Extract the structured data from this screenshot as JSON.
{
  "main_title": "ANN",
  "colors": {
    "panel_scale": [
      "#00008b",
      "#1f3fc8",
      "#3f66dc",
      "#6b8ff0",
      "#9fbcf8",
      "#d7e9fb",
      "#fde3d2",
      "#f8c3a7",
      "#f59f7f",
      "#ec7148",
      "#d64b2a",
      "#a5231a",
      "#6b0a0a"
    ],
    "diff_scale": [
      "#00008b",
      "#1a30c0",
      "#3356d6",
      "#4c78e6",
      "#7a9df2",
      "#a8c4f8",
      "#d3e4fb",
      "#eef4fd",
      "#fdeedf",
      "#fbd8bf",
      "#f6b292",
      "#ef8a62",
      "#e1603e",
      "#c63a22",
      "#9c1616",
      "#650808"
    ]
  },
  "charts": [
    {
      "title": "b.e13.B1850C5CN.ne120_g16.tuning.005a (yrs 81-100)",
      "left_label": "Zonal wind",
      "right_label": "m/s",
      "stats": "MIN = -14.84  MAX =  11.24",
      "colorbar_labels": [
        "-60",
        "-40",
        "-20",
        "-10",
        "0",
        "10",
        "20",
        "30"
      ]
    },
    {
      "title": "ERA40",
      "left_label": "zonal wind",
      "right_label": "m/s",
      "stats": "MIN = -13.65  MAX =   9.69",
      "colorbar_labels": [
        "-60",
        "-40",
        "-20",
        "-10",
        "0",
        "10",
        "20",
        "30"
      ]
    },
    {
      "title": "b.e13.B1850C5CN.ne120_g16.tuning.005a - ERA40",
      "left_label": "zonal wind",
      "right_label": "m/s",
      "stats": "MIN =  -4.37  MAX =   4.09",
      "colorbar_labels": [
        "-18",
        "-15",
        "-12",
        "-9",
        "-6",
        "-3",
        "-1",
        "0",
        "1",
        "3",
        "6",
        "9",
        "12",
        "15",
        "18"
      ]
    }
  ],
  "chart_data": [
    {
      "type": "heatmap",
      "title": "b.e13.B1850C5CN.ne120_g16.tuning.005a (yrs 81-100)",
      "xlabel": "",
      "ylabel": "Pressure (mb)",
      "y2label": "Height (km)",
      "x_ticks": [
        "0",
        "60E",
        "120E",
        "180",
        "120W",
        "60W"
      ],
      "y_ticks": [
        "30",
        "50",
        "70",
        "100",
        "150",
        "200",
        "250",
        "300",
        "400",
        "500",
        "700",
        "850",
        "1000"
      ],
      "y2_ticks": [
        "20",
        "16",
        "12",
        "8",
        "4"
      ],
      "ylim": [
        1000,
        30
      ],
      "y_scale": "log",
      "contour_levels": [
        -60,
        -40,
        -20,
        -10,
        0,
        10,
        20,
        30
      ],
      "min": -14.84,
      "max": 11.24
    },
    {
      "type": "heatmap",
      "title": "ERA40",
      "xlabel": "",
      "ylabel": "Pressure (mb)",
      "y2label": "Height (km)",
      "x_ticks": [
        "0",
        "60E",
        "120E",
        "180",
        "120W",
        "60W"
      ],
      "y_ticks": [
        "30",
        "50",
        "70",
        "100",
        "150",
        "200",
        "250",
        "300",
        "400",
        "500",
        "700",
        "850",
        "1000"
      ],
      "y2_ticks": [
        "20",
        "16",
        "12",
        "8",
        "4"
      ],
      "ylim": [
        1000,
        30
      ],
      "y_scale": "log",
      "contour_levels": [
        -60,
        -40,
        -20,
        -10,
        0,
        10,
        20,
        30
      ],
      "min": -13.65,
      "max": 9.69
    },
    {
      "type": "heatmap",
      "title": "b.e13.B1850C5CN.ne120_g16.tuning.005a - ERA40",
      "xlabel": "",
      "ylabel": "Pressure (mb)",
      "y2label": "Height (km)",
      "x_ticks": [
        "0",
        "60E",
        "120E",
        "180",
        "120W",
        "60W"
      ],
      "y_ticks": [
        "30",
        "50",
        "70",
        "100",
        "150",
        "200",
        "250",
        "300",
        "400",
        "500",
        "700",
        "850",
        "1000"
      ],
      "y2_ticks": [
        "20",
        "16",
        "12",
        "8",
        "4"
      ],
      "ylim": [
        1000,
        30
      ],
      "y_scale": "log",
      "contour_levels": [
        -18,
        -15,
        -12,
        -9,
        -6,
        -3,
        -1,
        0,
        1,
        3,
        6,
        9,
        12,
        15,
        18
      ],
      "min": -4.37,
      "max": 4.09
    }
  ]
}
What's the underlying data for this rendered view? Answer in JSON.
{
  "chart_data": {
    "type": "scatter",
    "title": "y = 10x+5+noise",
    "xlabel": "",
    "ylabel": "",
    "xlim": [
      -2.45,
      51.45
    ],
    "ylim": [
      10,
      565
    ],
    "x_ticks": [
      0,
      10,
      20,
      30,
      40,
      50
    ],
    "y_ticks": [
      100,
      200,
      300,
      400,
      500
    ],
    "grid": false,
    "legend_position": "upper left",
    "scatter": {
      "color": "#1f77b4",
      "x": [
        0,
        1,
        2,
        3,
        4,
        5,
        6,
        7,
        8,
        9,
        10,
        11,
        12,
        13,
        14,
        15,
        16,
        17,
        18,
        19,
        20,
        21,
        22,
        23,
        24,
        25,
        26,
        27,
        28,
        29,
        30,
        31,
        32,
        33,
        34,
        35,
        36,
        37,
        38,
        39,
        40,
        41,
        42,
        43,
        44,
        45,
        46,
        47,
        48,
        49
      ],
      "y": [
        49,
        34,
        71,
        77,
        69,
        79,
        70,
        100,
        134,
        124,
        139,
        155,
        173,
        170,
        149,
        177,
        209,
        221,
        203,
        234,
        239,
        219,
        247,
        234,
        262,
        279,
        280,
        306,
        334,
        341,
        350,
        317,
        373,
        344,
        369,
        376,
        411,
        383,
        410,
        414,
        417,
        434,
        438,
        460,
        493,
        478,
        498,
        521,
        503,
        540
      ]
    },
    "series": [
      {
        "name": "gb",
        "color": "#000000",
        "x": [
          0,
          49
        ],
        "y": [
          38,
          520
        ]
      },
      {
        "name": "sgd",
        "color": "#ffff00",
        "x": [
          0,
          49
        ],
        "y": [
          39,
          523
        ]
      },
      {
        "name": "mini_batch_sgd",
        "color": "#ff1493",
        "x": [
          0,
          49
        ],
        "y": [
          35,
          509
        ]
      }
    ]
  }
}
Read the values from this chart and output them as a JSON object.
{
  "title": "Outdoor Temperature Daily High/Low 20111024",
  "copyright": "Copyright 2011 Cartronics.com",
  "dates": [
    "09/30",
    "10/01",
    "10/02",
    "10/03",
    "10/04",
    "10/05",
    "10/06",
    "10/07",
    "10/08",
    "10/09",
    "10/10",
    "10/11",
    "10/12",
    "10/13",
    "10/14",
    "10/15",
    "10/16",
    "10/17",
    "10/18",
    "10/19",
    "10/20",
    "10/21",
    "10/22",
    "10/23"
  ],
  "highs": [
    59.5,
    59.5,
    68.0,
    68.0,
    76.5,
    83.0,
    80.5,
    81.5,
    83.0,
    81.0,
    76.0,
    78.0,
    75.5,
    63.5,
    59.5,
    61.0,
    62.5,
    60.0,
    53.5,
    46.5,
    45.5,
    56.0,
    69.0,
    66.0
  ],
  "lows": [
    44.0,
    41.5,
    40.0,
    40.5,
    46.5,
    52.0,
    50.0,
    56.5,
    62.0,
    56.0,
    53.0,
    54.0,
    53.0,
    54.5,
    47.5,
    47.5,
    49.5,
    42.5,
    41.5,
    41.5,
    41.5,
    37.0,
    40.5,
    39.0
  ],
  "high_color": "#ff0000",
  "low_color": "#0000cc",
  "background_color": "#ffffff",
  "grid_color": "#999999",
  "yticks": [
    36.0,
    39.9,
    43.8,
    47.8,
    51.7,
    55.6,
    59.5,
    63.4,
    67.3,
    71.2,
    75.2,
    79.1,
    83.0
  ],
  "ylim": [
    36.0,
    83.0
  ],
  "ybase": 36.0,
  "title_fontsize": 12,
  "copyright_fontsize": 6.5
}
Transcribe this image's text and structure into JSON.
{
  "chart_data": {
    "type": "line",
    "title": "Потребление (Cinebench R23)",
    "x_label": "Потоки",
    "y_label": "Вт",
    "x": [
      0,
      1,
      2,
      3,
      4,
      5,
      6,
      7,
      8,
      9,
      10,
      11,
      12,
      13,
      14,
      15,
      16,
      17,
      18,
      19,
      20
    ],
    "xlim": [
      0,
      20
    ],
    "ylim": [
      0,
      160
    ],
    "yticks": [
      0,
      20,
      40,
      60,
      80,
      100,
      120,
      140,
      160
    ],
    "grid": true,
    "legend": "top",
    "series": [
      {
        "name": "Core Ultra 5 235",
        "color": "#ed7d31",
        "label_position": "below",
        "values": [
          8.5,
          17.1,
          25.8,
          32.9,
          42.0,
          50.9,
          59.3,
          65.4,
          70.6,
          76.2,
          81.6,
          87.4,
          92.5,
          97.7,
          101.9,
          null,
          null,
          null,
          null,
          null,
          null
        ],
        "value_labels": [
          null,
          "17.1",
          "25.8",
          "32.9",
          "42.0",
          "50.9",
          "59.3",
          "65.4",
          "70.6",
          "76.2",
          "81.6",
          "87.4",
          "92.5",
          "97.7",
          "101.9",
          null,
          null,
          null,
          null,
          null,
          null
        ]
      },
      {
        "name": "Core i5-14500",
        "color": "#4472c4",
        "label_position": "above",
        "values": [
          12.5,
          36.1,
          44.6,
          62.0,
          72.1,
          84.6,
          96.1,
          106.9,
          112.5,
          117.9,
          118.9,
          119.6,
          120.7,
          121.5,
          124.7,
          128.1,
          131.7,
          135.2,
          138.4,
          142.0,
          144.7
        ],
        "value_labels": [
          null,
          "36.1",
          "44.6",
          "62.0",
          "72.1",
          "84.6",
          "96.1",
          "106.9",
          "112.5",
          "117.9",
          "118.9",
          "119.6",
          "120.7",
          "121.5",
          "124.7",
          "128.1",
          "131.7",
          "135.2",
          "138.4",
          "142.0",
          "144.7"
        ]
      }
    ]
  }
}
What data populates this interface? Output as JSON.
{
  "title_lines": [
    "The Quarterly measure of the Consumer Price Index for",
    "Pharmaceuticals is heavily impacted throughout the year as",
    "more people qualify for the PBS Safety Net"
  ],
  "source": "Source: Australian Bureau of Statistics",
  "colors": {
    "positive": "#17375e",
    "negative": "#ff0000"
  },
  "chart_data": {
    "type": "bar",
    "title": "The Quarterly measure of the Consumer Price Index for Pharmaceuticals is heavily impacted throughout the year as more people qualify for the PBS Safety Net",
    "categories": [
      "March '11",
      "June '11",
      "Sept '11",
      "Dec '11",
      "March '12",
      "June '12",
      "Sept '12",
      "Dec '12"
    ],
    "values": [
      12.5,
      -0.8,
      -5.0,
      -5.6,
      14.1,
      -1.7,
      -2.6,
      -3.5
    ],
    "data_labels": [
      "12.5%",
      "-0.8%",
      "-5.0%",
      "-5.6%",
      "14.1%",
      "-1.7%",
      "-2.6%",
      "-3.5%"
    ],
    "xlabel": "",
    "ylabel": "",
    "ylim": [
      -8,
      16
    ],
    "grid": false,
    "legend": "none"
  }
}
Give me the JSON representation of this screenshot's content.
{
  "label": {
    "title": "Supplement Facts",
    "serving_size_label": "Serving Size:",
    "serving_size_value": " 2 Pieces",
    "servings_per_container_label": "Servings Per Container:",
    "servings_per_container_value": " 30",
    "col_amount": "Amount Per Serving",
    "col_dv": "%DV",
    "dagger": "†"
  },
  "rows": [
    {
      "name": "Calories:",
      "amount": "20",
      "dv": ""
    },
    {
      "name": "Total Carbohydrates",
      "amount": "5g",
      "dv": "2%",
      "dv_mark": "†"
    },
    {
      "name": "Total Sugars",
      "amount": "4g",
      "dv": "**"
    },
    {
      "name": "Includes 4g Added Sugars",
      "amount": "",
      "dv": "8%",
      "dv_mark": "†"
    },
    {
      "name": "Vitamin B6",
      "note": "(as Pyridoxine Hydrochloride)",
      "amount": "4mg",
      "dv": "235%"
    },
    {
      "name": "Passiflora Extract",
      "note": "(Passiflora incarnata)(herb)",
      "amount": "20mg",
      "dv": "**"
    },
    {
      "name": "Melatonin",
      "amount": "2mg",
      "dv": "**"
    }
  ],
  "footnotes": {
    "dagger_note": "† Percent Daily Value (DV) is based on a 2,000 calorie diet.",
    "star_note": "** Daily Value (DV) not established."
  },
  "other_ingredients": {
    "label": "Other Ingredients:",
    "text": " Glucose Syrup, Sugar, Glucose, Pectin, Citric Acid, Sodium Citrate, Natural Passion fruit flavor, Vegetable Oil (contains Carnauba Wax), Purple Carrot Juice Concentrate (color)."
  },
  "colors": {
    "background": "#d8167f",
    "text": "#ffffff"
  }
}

+ + +

- [Task objective]:
Pick out and copy the lines of the material that include the word "name".

- [Task answer]:
        "name": "gb",
        "name": "sgd",
        "name": "mini_batch_sgd",
        "name": "Core Ultra 5 235",
        "name": "Core i5-14500",
      "name": "Calories:",
      "name": "Total Carbohydrates",
      "name": "Total Sugars",
      "name": "Includes 4g Added Sugars",
      "name": "Vitamin B6",
      "name": "Passiflora Extract",
      "name": "Melatonin",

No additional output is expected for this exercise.